▸ **Required work**
Each entry below is to be transcribed exactly.

[START OF Material for the task]

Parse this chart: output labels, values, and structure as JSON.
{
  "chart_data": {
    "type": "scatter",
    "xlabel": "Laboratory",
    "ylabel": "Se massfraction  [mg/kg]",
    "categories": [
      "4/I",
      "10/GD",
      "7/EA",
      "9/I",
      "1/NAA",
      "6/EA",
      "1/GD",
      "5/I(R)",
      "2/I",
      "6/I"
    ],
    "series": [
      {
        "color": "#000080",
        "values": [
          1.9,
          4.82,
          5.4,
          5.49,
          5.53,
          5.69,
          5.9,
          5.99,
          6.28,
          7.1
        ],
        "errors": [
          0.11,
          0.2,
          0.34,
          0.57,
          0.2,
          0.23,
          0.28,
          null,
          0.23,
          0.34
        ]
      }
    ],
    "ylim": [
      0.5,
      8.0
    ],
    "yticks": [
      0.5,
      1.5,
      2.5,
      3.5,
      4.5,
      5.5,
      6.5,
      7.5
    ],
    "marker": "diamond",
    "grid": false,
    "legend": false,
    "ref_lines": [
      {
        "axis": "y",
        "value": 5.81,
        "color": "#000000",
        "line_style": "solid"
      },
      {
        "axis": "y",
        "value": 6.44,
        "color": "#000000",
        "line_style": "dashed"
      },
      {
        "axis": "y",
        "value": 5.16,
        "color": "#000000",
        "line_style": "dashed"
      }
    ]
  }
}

[END OF Material for the task]

▸ **Task answer**
Parse this chart: output labels, values, and structure as JSON.
{
  "chart_data": {
    "type": "scatter",
    "xlabel": "Laboratory",
    "ylabel": "Se massfraction  [mg/kg]",
    "categories": [
      "4/I",
      "10/GD",
      "7/EA",
      "9/I",
      "1/NAA",
      "6/EA",
      "1/GD",
      "5/I(R)",
      "2/I",
      "6/I"
    ],
    "series": [
      {
        "color": "#000080",
        "values": [
          1.9,
          4.82,
          5.4,
          5.49,
          5.53,
          5.69,
          5.9,
          5.99,
          6.28,
          7.1
        ],
        "errors": [
          0.11,
          0.2,
          0.34,
          0.57,
          0.2,
          0.23,
          0.28,
          null,
          0.23,
          0.34
        ]
      }
    ],
    "ylim": [
      0.5,
      8.0
    ],
    "yticks": [
      0.5,
      1.5,
      2.5,
      3.5,
      4.5,
      5.5,
      6.5,
      7.5
    ],
    "marker": "diamond",
    "grid": false,
    "legend": false,
    "ref_lines": [
      {
        "axis": "y",
        "value": 5.81,
        "color": "#000000",
        "line_style": "solid"
      },
      {
        "axis": "y",
        "value": 6.44,
        "color": "#000000",
        "line_style": "dashed"
      },
      {
        "axis": "y",
        "value": 5.16,
        "color": "#000000",
        "line_style": "dashed"
      }
    ]
  }
}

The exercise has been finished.